Filter this material down to the lines that hold "trước", copying each one.

....

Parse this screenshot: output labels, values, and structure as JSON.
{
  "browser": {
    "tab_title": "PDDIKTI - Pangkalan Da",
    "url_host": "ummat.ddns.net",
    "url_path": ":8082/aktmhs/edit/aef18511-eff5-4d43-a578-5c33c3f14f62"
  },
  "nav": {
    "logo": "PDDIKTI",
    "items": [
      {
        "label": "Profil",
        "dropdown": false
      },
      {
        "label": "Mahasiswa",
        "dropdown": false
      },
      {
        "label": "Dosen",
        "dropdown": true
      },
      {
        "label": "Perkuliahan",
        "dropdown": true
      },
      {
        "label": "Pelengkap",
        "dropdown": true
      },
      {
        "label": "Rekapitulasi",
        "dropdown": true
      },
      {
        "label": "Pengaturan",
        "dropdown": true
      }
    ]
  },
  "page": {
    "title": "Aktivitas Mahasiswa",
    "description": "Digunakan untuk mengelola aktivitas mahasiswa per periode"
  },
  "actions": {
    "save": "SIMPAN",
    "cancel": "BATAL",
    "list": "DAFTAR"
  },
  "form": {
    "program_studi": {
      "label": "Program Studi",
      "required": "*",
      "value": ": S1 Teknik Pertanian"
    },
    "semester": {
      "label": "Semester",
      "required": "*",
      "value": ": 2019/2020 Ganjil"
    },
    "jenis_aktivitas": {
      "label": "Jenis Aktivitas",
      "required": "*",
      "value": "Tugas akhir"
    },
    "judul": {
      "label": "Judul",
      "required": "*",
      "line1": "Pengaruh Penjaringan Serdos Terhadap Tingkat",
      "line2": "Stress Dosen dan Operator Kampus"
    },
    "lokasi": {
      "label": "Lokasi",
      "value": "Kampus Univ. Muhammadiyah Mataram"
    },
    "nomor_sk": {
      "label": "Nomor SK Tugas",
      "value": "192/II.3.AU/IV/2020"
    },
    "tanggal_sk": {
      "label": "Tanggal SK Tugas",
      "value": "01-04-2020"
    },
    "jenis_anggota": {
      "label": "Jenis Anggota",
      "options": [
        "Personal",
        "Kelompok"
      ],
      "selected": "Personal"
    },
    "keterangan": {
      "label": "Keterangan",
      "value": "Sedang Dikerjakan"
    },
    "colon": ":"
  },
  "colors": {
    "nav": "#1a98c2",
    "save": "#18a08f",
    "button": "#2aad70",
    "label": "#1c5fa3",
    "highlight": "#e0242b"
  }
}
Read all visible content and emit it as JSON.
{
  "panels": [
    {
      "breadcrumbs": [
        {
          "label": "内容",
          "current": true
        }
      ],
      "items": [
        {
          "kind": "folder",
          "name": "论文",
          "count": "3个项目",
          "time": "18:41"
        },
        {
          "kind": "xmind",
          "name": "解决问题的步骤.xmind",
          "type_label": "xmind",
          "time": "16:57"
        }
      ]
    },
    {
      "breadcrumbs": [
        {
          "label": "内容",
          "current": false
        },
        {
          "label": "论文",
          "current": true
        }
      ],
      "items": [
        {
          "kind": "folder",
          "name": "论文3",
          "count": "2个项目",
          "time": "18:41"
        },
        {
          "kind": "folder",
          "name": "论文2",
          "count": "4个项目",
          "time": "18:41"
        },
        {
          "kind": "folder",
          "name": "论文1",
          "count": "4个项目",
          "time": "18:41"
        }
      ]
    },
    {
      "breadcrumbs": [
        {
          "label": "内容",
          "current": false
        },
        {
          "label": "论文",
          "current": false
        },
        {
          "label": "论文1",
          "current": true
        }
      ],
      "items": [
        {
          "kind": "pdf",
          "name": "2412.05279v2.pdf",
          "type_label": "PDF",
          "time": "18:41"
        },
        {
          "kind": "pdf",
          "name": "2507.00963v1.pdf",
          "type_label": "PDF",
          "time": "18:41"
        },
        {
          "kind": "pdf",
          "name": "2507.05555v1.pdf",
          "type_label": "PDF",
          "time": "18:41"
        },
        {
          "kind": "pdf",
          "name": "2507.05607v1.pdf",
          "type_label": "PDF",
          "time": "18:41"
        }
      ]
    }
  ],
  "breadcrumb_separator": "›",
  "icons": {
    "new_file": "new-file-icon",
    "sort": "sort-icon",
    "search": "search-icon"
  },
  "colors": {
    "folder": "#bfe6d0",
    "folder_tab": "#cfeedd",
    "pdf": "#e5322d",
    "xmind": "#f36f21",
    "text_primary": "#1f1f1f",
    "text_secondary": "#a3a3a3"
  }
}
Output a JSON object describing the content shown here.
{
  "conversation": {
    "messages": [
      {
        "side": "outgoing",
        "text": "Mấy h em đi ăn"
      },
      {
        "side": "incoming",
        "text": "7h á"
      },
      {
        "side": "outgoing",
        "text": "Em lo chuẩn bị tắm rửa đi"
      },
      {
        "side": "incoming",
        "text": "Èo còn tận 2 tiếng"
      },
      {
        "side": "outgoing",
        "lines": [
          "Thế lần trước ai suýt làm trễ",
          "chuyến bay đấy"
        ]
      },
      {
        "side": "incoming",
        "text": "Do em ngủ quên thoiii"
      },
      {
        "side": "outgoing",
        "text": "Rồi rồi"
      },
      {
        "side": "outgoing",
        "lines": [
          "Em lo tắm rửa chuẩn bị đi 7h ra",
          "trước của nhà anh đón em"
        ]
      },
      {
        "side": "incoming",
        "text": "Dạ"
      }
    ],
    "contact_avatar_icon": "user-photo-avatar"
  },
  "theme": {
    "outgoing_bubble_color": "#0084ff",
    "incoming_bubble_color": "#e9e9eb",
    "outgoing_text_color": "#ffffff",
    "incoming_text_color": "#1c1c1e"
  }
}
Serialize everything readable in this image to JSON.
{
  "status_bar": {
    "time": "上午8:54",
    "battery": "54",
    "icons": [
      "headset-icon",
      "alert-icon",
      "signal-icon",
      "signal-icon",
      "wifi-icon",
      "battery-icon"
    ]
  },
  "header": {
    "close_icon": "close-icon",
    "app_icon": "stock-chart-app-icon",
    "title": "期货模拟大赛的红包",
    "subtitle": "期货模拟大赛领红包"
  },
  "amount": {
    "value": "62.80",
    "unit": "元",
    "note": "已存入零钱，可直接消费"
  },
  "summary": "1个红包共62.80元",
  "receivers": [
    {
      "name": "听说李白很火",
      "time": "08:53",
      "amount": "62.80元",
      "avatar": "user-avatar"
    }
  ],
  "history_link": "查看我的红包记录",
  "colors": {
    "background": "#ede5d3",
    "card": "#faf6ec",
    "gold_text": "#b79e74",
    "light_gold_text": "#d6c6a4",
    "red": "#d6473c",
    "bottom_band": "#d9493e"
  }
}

....

**Solution to this problem:**
          "Thế lần trước ai suýt làm trễ",
          "trước của nhà anh đón em"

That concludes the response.